TEXT PASSAGE:
Watercolor, Katherine Plymley, 1804, Death's-head hawk moth, caterpillar and adult
First we have to learn how to notice what poems do—by studying exemplary ones, naturally enough. In the hyper-organized learning environment of a college or university course, with its schedule, deadlines, inevitable terminus, we have only the time and the appropriate institutional space for learning some of the craft. Learning the art—in the sense of possibilities of spirit, of feeling, of voice, of one’s own individual purpose—is more solitary, as it must be.

DATA SHOWN:
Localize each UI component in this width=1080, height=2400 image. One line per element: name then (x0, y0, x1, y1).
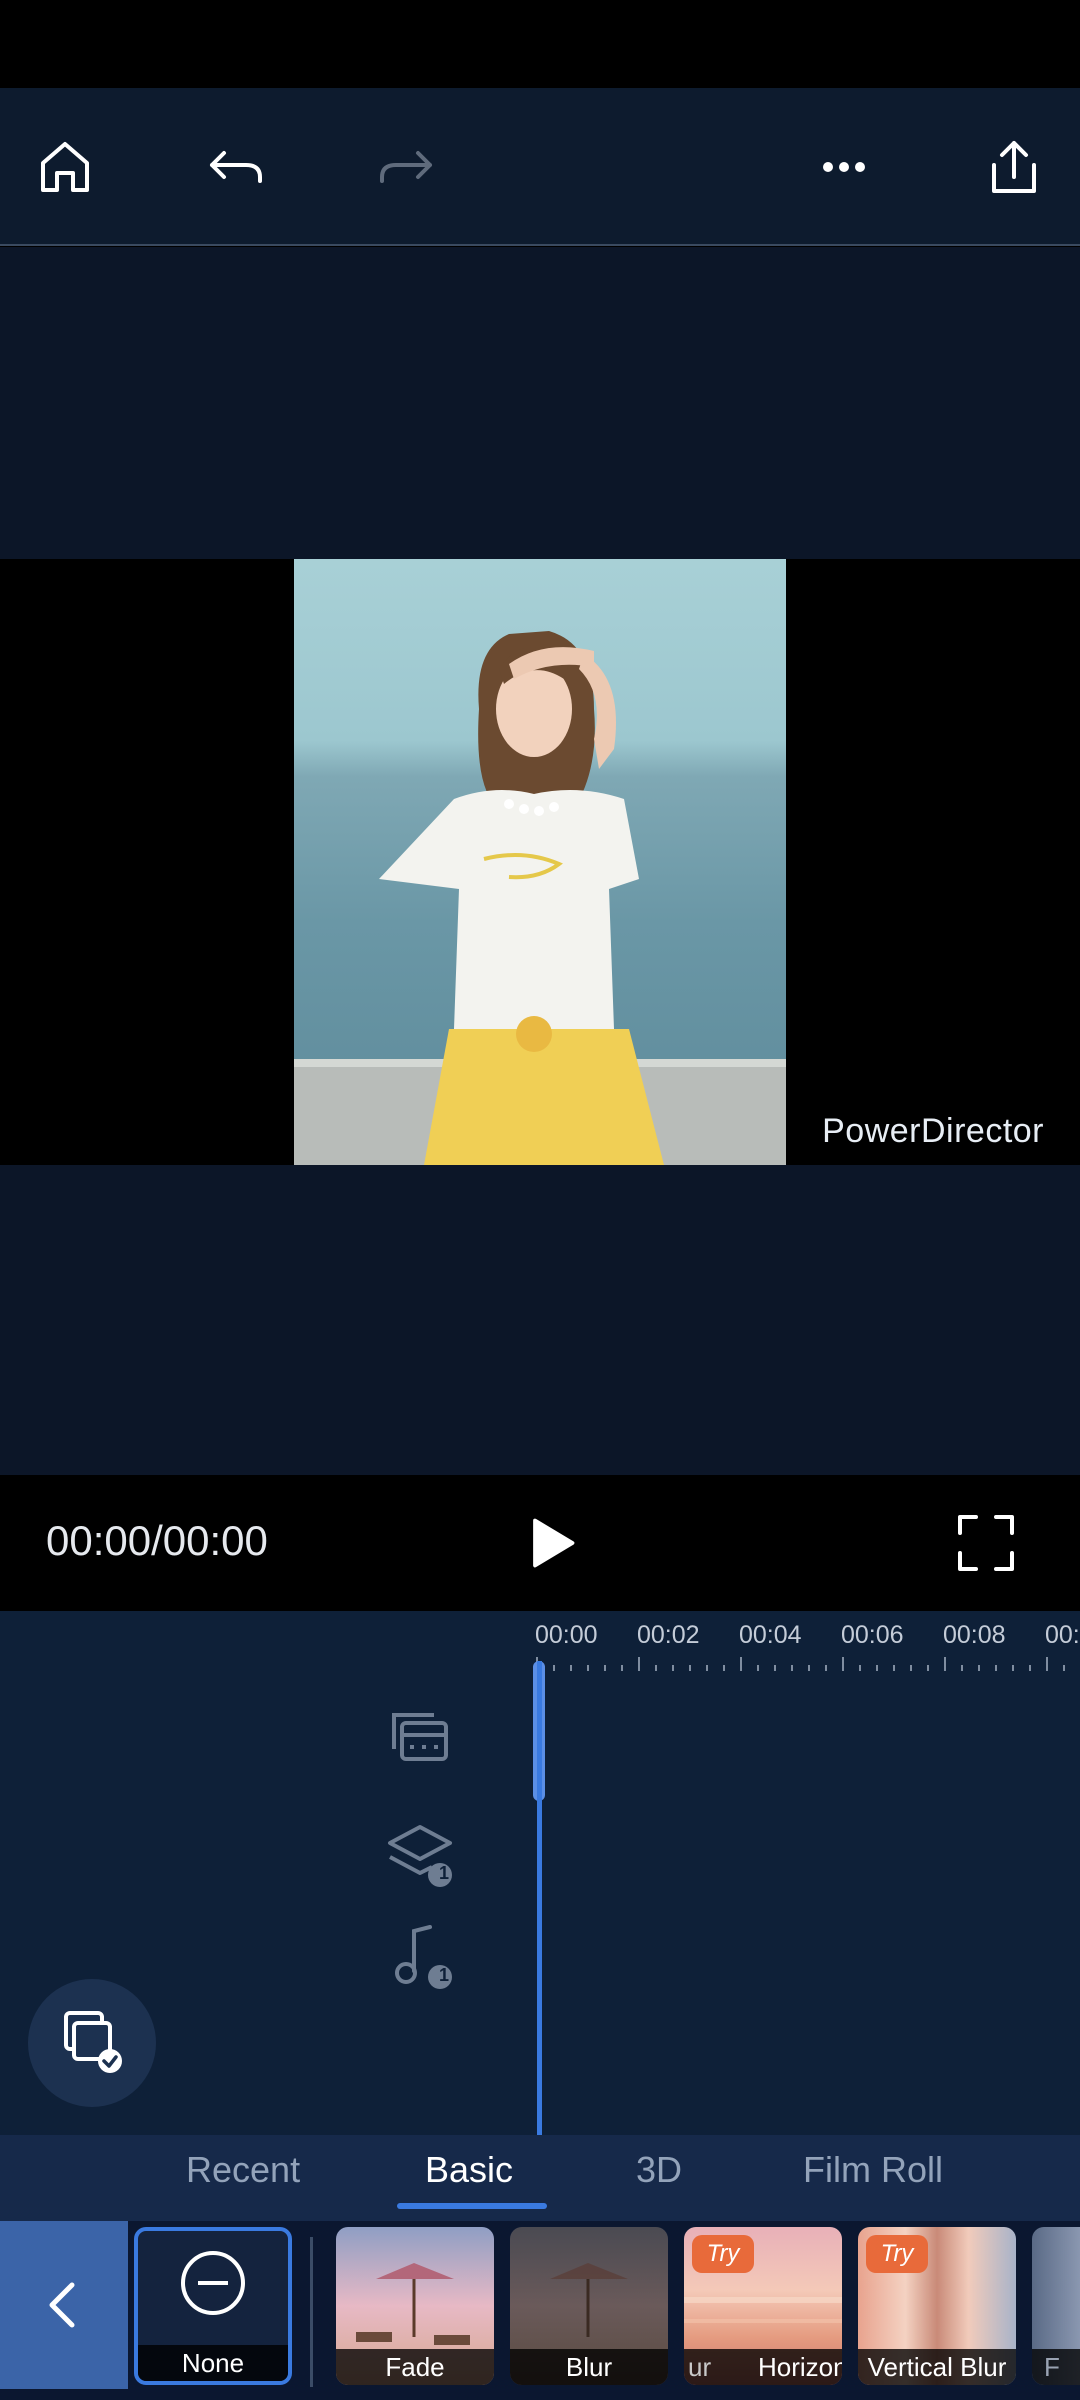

DO THIS: Please give the part of the text on learning poetry again, starting with "Watercolor, Katherine Plymley, 1804, Death's-head" and going on through "it must be.", but switch "craft" to "technique".

CORRECT ANSWER:
Watercolor, Katherine Plymley, 1804, Death's-head hawk moth, caterpillar and adult
First we have to learn how to notice what poems do—by studying exemplary ones, naturally enough. In the hyper-organized learning environment of a college or university course, with its schedule, deadlines, inevitable terminus, we have only the time and the appropriate institutional space for learning some of the technique. Learning the art—in the sense of possibilities of spirit, of feeling, of voice, of one’s own individual purpose—is more solitary, as it must be.